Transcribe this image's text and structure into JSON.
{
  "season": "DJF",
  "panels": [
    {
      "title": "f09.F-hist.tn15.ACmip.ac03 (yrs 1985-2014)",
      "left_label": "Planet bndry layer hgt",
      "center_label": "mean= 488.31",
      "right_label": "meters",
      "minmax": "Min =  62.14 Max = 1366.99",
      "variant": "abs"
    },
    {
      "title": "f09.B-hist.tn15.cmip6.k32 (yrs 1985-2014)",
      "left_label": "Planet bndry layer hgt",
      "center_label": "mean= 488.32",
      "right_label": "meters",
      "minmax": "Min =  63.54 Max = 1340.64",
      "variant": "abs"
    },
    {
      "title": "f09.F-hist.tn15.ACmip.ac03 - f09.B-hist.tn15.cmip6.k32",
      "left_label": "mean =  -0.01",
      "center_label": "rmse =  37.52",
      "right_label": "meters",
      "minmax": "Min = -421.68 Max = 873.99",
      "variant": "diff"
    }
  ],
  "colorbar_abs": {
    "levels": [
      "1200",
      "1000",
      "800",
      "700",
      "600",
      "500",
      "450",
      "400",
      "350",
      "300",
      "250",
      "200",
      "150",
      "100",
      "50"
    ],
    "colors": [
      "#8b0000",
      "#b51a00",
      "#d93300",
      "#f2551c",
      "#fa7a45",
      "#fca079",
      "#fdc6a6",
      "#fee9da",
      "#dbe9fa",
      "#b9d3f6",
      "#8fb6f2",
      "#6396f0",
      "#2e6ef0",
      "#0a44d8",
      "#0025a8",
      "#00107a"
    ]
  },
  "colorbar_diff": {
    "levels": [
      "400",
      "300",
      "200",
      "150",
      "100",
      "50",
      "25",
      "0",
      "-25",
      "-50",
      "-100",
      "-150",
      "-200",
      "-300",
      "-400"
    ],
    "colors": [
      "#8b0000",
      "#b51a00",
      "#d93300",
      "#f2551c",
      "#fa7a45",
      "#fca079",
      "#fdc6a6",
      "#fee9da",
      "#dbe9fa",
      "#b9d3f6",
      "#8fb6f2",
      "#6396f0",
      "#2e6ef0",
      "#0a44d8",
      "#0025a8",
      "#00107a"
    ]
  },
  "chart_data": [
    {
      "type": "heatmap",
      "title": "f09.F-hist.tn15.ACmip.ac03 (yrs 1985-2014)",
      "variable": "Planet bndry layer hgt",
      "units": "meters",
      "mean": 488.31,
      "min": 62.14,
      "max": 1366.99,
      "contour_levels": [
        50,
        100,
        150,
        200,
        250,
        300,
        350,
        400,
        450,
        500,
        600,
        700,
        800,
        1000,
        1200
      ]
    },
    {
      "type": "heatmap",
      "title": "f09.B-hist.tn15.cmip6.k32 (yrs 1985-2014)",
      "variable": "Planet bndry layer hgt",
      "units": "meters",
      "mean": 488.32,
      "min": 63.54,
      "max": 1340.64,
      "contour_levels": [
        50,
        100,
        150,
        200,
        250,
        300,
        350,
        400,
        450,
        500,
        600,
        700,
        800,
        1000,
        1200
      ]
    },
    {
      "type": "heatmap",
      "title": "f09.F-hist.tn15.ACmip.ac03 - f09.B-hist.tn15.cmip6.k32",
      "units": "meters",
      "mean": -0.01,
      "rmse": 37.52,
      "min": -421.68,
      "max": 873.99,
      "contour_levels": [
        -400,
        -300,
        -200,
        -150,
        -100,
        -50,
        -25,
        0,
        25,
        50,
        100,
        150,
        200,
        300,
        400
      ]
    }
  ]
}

+ + + + +

Requirements:
Output every entry shown above, exactly.

Full output:
Transcribe this image's text and structure into JSON.
{
  "season": "DJF",
  "panels": [
    {
      "title": "f09.F-hist.tn15.ACmip.ac03 (yrs 1985-2014)",
      "left_label": "Planet bndry layer hgt",
      "center_label": "mean= 488.31",
      "right_label": "meters",
      "minmax": "Min =  62.14 Max = 1366.99",
      "variant": "abs"
    },
    {
      "title": "f09.B-hist.tn15.cmip6.k32 (yrs 1985-2014)",
      "left_label": "Planet bndry layer hgt",
      "center_label": "mean= 488.32",
      "right_label": "meters",
      "minmax": "Min =  63.54 Max = 1340.64",
      "variant": "abs"
    },
    {
      "title": "f09.F-hist.tn15.ACmip.ac03 - f09.B-hist.tn15.cmip6.k32",
      "left_label": "mean =  -0.01",
      "center_label": "rmse =  37.52",
      "right_label": "meters",
      "minmax": "Min = -421.68 Max = 873.99",
      "variant": "diff"
    }
  ],
  "colorbar_abs": {
    "levels": [
      "1200",
      "1000",
      "800",
      "700",
      "600",
      "500",
      "450",
      "400",
      "350",
      "300",
      "250",
      "200",
      "150",
      "100",
      "50"
    ],
    "colors": [
      "#8b0000",
      "#b51a00",
      "#d93300",
      "#f2551c",
      "#fa7a45",
      "#fca079",
      "#fdc6a6",
      "#fee9da",
      "#dbe9fa",
      "#b9d3f6",
      "#8fb6f2",
      "#6396f0",
      "#2e6ef0",
      "#0a44d8",
      "#0025a8",
      "#00107a"
    ]
  },
  "colorbar_diff": {
    "levels": [
      "400",
      "300",
      "200",
      "150",
      "100",
      "50",
      "25",
      "0",
      "-25",
      "-50",
      "-100",
      "-150",
      "-200",
      "-300",
      "-400"
    ],
    "colors": [
      "#8b0000",
      "#b51a00",
      "#d93300",
      "#f2551c",
      "#fa7a45",
      "#fca079",
      "#fdc6a6",
      "#fee9da",
      "#dbe9fa",
      "#b9d3f6",
      "#8fb6f2",
      "#6396f0",
      "#2e6ef0",
      "#0a44d8",
      "#0025a8",
      "#00107a"
    ]
  },
  "chart_data": [
    {
      "type": "heatmap",
      "title": "f09.F-hist.tn15.ACmip.ac03 (yrs 1985-2014)",
      "variable": "Planet bndry layer hgt",
      "units": "meters",
      "mean": 488.31,
      "min": 62.14,
      "max": 1366.99,
      "contour_levels": [
        50,
        100,
        150,
        200,
        250,
        300,
        350,
        400,
        450,
        500,
        600,
        700,
        800,
        1000,
        1200
      ]
    },
    {
      "type": "heatmap",
      "title": "f09.B-hist.tn15.cmip6.k32 (yrs 1985-2014)",
      "variable": "Planet bndry layer hgt",
      "units": "meters",
      "mean": 488.32,
      "min": 63.54,
      "max": 1340.64,
      "contour_levels": [
        50,
        100,
        150,
        200,
        250,
        300,
        350,
        400,
        450,
        500,
        600,
        700,
        800,
        1000,
        1200
      ]
    },
    {
      "type": "heatmap",
      "title": "f09.F-hist.tn15.ACmip.ac03 - f09.B-hist.tn15.cmip6.k32",
      "units": "meters",
      "mean": -0.01,
      "rmse": 37.52,
      "min": -421.68,
      "max": 873.99,
      "contour_levels": [
        -400,
        -300,
        -200,
        -150,
        -100,
        -50,
        -25,
        0,
        25,
        50,
        100,
        150,
        200,
        300,
        400
      ]
    }
  ]
}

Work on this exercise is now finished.